----- Data supplied

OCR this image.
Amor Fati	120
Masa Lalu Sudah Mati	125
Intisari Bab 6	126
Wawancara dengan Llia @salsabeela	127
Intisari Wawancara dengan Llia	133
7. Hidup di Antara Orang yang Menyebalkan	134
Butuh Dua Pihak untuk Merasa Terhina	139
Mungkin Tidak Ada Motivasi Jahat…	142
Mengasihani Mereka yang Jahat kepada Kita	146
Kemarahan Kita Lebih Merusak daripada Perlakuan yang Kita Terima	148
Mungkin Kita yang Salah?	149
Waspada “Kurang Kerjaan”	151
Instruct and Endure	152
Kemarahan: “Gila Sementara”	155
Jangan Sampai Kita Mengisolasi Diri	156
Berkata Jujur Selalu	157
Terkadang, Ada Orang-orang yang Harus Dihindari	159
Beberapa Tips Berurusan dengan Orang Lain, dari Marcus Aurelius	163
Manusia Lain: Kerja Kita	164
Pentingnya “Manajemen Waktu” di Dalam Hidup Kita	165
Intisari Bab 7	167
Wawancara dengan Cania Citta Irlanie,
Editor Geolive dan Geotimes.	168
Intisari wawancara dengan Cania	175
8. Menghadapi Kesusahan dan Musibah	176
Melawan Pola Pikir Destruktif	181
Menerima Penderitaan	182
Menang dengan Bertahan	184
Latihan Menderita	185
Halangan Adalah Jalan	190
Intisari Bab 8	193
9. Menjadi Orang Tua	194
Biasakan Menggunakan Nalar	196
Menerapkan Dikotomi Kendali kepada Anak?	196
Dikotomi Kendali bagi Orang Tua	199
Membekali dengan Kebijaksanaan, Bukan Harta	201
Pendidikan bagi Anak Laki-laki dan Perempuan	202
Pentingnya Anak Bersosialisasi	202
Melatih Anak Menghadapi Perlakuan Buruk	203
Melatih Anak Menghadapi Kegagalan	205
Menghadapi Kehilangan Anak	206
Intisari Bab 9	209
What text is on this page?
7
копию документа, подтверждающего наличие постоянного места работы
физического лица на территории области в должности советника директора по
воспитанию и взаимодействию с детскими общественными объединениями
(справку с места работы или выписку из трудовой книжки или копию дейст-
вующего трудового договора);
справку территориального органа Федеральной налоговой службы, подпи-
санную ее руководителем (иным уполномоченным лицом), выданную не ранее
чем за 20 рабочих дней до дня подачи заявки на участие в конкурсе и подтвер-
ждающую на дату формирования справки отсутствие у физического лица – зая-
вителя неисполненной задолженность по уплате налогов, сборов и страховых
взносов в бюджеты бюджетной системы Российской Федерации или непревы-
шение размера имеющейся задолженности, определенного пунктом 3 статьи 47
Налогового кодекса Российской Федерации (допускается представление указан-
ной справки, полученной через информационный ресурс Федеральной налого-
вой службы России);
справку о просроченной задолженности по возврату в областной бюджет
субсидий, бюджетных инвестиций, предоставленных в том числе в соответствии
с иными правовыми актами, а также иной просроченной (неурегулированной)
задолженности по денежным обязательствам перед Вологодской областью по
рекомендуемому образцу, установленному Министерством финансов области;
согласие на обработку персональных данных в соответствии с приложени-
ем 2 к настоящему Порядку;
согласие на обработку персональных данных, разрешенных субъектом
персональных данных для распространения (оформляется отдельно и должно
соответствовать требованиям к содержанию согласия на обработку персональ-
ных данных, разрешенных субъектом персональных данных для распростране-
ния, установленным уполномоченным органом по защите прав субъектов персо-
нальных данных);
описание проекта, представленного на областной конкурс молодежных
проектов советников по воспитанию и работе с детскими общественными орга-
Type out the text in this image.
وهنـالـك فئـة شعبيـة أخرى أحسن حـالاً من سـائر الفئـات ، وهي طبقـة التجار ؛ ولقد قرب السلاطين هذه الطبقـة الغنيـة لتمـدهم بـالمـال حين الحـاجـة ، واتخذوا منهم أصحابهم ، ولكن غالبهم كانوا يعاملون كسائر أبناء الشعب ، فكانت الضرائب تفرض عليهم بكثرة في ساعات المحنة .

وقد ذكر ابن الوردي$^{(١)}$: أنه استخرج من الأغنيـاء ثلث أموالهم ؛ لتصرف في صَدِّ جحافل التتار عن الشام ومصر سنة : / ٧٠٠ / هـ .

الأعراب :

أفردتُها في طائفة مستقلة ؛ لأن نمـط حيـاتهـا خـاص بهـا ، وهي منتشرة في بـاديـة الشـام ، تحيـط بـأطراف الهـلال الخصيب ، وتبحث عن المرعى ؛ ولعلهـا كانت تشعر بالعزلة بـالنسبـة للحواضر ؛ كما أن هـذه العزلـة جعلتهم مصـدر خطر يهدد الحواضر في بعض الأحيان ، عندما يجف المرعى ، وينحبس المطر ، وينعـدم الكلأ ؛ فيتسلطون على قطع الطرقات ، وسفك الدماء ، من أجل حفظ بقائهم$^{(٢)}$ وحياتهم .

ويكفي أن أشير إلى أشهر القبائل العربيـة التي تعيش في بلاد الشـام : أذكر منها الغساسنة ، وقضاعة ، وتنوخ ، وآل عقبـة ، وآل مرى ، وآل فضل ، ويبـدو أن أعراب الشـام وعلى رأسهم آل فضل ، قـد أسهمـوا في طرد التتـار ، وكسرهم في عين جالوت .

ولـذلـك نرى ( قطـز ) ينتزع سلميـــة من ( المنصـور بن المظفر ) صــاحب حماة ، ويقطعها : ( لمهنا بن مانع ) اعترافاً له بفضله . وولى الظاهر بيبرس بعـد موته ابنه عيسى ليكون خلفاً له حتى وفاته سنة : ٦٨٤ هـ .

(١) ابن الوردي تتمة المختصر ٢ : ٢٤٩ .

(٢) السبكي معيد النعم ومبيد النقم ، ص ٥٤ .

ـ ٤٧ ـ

----------

§ **The problem**
Print the records once more, exactly as they were given.

§ **Solved exercise**
OCR this image.
Amor Fati	120
Masa Lalu Sudah Mati	125
Intisari Bab 6	126
Wawancara dengan Llia @salsabeela	127
Intisari Wawancara dengan Llia	133
7. Hidup di Antara Orang yang Menyebalkan	134
Butuh Dua Pihak untuk Merasa Terhina	139
Mungkin Tidak Ada Motivasi Jahat…	142
Mengasihani Mereka yang Jahat kepada Kita	146
Kemarahan Kita Lebih Merusak daripada Perlakuan yang Kita Terima	148
Mungkin Kita yang Salah?	149
Waspada “Kurang Kerjaan”	151
Instruct and Endure	152
Kemarahan: “Gila Sementara”	155
Jangan Sampai Kita Mengisolasi Diri	156
Berkata Jujur Selalu	157
Terkadang, Ada Orang-orang yang Harus Dihindari	159
Beberapa Tips Berurusan dengan Orang Lain, dari Marcus Aurelius	163
Manusia Lain: Kerja Kita	164
Pentingnya “Manajemen Waktu” di Dalam Hidup Kita	165
Intisari Bab 7	167
Wawancara dengan Cania Citta Irlanie,
Editor Geolive dan Geotimes.	168
Intisari wawancara dengan Cania	175
8. Menghadapi Kesusahan dan Musibah	176
Melawan Pola Pikir Destruktif	181
Menerima Penderitaan	182
Menang dengan Bertahan	184
Latihan Menderita	185
Halangan Adalah Jalan	190
Intisari Bab 8	193
9. Menjadi Orang Tua	194
Biasakan Menggunakan Nalar	196
Menerapkan Dikotomi Kendali kepada Anak?	196
Dikotomi Kendali bagi Orang Tua	199
Membekali dengan Kebijaksanaan, Bukan Harta	201
Pendidikan bagi Anak Laki-laki dan Perempuan	202
Pentingnya Anak Bersosialisasi	202
Melatih Anak Menghadapi Perlakuan Buruk	203
Melatih Anak Menghadapi Kegagalan	205
Menghadapi Kehilangan Anak	206
Intisari Bab 9	209
What text is on this page?
7
копию документа, подтверждающего наличие постоянного места работы
физического лица на территории области в должности советника директора по
воспитанию и взаимодействию с детскими общественными объединениями
(справку с места работы или выписку из трудовой книжки или копию дейст-
вующего трудового договора);
справку территориального органа Федеральной налоговой службы, подпи-
санную ее руководителем (иным уполномоченным лицом), выданную не ранее
чем за 20 рабочих дней до дня подачи заявки на участие в конкурсе и подтвер-
ждающую на дату формирования справки отсутствие у физического лица – зая-
вителя неисполненной задолженность по уплате налогов, сборов и страховых
взносов в бюджеты бюджетной системы Российской Федерации или непревы-
шение размера имеющейся задолженности, определенного пунктом 3 статьи 47
Налогового кодекса Российской Федерации (допускается представление указан-
ной справки, полученной через информационный ресурс Федеральной налого-
вой службы России);
справку о просроченной задолженности по возврату в областной бюджет
субсидий, бюджетных инвестиций, предоставленных в том числе в соответствии
с иными правовыми актами, а также иной просроченной (неурегулированной)
задолженности по денежным обязательствам перед Вологодской областью по
рекомендуемому образцу, установленному Министерством финансов области;
согласие на обработку персональных данных в соответствии с приложени-
ем 2 к настоящему Порядку;
согласие на обработку персональных данных, разрешенных субъектом
персональных данных для распространения (оформляется отдельно и должно
соответствовать требованиям к содержанию согласия на обработку персональ-
ных данных, разрешенных субъектом персональных данных для распростране-
ния, установленным уполномоченным органом по защите прав субъектов персо-
нальных данных);
описание проекта, представленного на областной конкурс молодежных
проектов советников по воспитанию и работе с детскими общественными орга-
Type out the text in this image.
وهنـالـك فئـة شعبيـة أخرى أحسن حـالاً من سـائر الفئـات ، وهي طبقـة التجار ؛ ولقد قرب السلاطين هذه الطبقـة الغنيـة لتمـدهم بـالمـال حين الحـاجـة ، واتخذوا منهم أصحابهم ، ولكن غالبهم كانوا يعاملون كسائر أبناء الشعب ، فكانت الضرائب تفرض عليهم بكثرة في ساعات المحنة .

وقد ذكر ابن الوردي$^{(١)}$: أنه استخرج من الأغنيـاء ثلث أموالهم ؛ لتصرف في صَدِّ جحافل التتار عن الشام ومصر سنة : / ٧٠٠ / هـ .

الأعراب :

أفردتُها في طائفة مستقلة ؛ لأن نمـط حيـاتهـا خـاص بهـا ، وهي منتشرة في بـاديـة الشـام ، تحيـط بـأطراف الهـلال الخصيب ، وتبحث عن المرعى ؛ ولعلهـا كانت تشعر بالعزلة بـالنسبـة للحواضر ؛ كما أن هـذه العزلـة جعلتهم مصـدر خطر يهدد الحواضر في بعض الأحيان ، عندما يجف المرعى ، وينحبس المطر ، وينعـدم الكلأ ؛ فيتسلطون على قطع الطرقات ، وسفك الدماء ، من أجل حفظ بقائهم$^{(٢)}$ وحياتهم .

ويكفي أن أشير إلى أشهر القبائل العربيـة التي تعيش في بلاد الشـام : أذكر منها الغساسنة ، وقضاعة ، وتنوخ ، وآل عقبـة ، وآل مرى ، وآل فضل ، ويبـدو أن أعراب الشـام وعلى رأسهم آل فضل ، قـد أسهمـوا في طرد التتـار ، وكسرهم في عين جالوت .

ولـذلـك نرى ( قطـز ) ينتزع سلميـــة من ( المنصـور بن المظفر ) صــاحب حماة ، ويقطعها : ( لمهنا بن مانع ) اعترافاً له بفضله . وولى الظاهر بيبرس بعـد موته ابنه عيسى ليكون خلفاً له حتى وفاته سنة : ٦٨٤ هـ .

(١) ابن الوردي تتمة المختصر ٢ : ٢٤٩ .

(٢) السبكي معيد النعم ومبيد النقم ، ص ٥٤ .

ـ ٤٧ ـ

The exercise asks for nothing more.